### To be done
Going through the material below, please gather all lines with the word "Papertrans" in them.

........

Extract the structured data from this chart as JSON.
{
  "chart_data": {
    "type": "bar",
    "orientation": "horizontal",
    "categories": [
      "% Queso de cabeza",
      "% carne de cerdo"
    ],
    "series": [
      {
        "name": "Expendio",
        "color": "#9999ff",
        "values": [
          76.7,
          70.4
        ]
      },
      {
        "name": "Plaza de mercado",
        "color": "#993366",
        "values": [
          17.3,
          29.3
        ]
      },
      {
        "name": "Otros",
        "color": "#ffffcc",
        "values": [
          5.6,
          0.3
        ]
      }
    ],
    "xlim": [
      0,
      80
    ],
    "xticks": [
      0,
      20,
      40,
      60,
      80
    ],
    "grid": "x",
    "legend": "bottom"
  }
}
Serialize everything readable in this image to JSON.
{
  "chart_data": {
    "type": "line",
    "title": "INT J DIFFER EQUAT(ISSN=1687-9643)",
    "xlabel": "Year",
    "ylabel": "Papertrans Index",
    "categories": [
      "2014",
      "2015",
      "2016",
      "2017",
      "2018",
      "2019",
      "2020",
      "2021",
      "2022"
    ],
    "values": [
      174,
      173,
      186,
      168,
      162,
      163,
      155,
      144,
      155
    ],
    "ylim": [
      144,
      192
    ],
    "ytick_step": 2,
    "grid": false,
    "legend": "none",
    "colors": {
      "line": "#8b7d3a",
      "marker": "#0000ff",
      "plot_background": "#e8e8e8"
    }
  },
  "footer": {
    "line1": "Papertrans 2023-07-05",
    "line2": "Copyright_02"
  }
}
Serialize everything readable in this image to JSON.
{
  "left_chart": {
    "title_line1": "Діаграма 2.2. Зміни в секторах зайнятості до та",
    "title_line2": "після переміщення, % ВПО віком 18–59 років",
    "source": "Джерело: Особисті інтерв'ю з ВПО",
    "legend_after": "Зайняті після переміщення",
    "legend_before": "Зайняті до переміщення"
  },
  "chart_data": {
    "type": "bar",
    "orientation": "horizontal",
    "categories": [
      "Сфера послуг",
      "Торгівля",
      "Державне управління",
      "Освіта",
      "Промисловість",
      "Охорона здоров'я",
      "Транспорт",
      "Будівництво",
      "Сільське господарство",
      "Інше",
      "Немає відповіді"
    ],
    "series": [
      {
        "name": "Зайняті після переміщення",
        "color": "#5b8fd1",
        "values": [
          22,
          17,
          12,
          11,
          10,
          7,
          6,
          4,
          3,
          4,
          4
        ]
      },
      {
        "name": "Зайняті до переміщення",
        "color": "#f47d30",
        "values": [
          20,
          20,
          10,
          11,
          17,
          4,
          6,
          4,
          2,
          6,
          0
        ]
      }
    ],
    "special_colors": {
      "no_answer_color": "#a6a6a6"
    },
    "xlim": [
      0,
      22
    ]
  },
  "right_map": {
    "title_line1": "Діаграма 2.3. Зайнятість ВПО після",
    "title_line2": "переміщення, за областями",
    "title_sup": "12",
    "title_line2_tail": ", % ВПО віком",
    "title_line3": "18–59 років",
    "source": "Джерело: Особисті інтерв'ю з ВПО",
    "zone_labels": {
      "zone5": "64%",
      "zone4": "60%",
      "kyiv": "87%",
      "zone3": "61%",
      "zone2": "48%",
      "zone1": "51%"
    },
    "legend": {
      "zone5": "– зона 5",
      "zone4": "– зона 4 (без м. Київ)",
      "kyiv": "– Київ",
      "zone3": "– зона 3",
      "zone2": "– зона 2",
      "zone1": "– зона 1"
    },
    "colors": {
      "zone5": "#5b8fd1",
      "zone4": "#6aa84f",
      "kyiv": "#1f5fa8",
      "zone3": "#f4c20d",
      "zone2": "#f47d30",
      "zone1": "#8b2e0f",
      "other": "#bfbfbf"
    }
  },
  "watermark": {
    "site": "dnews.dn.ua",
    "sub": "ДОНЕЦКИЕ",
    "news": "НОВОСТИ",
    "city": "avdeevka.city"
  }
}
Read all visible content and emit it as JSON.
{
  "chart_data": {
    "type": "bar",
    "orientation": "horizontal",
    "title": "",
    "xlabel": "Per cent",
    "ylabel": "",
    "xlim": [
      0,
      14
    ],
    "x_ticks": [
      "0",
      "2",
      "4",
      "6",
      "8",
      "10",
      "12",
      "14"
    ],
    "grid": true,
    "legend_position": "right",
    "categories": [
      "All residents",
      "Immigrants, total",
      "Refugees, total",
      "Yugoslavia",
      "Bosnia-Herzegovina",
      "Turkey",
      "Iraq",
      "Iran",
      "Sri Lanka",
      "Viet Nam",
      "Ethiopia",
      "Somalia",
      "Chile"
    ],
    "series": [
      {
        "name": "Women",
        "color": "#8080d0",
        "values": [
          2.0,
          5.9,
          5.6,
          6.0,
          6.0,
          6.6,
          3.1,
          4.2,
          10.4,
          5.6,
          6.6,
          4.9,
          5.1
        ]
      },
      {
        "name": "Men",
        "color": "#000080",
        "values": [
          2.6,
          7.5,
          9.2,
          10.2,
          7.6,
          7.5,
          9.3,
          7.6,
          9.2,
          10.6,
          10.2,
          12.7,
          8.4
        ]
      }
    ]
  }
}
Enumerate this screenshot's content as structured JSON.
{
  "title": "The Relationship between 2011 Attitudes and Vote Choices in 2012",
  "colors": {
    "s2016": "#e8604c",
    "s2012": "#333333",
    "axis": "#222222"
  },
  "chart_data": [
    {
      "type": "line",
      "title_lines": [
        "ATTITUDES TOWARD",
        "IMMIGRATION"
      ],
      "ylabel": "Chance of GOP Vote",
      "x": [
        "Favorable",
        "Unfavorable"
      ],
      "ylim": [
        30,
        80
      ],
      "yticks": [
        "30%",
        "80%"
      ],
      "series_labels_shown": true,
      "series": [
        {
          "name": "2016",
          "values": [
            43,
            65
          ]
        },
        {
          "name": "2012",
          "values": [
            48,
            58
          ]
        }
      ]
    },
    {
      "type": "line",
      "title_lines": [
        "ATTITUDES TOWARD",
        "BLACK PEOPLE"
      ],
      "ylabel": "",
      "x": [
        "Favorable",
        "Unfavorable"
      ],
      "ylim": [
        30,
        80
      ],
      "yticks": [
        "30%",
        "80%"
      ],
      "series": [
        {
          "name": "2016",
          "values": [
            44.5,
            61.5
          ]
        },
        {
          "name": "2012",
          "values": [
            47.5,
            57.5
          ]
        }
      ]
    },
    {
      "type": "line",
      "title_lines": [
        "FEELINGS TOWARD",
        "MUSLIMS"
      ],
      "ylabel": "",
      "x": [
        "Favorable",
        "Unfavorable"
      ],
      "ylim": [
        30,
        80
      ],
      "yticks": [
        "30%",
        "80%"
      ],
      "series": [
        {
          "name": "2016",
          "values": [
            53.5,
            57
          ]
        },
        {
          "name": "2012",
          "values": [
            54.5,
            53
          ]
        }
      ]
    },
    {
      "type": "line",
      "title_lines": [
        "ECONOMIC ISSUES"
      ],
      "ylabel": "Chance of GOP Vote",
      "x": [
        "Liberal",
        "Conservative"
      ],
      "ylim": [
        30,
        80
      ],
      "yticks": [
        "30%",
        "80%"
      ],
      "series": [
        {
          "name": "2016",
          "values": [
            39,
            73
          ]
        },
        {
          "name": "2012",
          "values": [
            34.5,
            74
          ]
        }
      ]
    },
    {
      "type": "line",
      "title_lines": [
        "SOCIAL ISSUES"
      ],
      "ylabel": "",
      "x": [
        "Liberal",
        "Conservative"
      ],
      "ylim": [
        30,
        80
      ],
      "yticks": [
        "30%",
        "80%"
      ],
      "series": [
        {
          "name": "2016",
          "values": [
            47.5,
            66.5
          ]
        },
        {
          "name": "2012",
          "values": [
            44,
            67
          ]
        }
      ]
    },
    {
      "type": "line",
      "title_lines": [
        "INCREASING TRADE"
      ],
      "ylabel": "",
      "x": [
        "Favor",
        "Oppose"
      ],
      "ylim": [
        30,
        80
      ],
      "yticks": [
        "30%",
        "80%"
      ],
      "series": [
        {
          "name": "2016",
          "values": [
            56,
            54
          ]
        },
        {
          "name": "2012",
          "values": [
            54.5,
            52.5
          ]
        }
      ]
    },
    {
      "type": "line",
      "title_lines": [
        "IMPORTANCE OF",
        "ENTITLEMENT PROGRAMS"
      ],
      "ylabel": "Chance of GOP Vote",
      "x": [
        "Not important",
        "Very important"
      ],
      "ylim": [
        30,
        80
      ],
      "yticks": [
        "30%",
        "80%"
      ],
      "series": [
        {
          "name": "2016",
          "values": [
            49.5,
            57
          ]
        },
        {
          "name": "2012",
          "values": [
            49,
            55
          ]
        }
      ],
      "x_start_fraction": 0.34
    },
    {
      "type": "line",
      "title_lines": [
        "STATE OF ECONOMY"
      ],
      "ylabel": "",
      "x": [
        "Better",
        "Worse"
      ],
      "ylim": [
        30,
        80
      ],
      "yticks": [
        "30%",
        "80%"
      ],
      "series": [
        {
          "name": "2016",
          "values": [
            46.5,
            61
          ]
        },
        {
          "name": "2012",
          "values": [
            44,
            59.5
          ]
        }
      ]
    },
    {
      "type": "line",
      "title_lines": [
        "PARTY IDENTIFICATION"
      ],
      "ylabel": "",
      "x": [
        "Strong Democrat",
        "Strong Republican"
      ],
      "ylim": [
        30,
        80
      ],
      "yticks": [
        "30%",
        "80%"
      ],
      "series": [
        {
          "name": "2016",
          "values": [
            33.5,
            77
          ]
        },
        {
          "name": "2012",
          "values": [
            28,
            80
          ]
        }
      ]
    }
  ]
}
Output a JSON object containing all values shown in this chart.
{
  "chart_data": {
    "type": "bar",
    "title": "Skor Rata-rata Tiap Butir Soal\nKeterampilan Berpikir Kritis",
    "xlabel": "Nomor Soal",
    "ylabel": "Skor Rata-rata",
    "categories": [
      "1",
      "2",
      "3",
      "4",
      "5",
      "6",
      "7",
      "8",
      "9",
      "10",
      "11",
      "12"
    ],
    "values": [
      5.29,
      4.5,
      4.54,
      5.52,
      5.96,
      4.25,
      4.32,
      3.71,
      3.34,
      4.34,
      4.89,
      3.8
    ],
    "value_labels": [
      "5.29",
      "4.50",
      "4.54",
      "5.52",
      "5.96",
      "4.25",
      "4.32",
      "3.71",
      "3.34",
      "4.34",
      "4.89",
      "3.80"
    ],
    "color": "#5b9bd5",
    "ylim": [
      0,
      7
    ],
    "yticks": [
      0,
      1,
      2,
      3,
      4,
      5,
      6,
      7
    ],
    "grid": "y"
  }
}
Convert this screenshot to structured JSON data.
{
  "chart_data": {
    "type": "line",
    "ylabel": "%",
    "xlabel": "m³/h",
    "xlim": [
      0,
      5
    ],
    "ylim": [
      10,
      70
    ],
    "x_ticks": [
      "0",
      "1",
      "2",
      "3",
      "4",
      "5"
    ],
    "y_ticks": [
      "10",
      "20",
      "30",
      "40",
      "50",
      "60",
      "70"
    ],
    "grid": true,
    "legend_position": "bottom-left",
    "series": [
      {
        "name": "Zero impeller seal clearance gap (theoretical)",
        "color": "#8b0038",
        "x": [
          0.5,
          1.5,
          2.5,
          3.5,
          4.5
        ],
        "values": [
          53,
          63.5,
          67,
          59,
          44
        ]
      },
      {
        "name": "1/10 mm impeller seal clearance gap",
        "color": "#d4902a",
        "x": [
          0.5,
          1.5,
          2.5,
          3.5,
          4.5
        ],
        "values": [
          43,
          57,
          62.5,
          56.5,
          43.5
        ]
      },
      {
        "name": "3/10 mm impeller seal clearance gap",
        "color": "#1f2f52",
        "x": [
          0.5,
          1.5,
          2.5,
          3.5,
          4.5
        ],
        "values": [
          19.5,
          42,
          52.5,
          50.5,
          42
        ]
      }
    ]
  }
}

........

### Task response
    "ylabel": "Papertrans Index",
    "line1": "Papertrans 2023-07-05",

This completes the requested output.